EXERCISE DETAILS => Filter the lines below, copying only those with the string "Radio".

(A run of records)
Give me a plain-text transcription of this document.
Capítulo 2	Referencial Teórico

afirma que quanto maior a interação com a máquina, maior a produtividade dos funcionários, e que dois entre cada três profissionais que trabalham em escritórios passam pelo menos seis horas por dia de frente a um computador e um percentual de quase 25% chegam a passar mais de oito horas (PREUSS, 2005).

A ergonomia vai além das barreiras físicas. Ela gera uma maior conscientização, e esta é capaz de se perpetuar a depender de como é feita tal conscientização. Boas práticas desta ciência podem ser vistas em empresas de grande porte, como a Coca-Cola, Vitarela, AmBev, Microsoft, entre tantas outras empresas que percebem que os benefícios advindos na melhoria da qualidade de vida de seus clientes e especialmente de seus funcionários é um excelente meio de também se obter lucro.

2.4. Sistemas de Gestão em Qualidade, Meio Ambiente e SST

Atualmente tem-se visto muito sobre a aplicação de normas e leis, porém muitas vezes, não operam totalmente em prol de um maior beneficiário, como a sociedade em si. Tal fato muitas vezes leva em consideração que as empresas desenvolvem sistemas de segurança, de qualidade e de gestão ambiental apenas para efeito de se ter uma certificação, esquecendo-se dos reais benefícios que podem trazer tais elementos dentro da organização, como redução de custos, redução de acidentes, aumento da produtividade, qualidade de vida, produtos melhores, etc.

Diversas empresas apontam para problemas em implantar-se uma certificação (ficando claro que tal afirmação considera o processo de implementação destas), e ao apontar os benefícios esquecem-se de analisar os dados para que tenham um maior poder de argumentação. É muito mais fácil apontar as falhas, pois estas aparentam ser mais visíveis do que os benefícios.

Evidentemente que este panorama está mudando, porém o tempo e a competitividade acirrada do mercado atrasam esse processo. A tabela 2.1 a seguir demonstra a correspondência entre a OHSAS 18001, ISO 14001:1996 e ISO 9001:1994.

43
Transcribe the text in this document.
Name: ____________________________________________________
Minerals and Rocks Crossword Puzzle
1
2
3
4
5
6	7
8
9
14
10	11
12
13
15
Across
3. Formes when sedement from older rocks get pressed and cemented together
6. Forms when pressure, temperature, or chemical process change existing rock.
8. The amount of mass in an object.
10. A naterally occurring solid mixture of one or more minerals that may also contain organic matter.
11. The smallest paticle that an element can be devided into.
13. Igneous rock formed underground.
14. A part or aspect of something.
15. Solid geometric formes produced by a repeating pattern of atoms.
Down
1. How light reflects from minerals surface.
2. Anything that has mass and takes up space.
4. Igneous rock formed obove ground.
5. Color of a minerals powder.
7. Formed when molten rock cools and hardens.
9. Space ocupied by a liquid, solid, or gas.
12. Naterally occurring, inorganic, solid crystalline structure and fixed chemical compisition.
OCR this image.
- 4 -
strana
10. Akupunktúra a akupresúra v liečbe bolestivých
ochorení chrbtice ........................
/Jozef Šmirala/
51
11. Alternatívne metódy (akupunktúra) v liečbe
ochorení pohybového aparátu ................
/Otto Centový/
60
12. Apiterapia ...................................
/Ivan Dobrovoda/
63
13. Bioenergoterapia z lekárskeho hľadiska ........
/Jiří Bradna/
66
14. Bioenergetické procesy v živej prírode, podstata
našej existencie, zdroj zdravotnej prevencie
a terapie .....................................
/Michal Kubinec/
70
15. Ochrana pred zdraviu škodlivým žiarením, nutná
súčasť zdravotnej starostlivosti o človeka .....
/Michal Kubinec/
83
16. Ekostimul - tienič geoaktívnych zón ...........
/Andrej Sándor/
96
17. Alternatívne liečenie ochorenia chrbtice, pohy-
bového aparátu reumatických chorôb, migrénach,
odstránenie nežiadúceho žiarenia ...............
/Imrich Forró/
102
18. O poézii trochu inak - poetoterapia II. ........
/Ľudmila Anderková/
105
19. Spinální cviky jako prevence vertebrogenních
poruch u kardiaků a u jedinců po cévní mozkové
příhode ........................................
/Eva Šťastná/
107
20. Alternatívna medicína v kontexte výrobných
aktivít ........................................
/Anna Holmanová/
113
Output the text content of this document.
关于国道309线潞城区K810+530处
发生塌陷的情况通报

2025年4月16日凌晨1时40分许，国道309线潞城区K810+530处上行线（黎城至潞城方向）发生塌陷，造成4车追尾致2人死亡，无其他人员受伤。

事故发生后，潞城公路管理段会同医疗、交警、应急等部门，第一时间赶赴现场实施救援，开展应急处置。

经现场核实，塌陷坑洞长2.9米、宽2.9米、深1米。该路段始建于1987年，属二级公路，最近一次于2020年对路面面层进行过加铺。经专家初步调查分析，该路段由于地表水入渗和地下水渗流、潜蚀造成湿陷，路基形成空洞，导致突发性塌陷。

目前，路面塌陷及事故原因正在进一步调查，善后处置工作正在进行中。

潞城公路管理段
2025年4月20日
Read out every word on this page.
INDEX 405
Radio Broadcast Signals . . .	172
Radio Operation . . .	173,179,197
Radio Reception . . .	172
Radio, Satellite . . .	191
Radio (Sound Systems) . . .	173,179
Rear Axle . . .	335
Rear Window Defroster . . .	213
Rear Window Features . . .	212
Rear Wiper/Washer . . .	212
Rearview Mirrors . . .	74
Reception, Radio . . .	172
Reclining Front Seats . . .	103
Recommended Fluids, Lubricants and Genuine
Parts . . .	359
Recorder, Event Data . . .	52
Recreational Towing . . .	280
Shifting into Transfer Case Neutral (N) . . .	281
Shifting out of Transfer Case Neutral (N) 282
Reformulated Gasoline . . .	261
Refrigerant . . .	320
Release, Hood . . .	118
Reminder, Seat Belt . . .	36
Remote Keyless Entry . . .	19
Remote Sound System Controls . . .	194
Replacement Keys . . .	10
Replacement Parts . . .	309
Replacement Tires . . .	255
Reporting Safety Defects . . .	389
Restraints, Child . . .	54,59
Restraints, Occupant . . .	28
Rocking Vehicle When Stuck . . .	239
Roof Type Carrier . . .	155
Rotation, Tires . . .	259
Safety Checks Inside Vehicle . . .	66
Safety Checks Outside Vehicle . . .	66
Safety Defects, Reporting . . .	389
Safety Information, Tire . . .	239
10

SOLUTION TO THIS TASK =>
Radio Broadcast Signals . . .	172
Radio Operation . . .	173,179,197
Radio Reception . . .	172
Radio, Satellite . . .	191
Radio (Sound Systems) . . .	173,179
Reception, Radio . . .	172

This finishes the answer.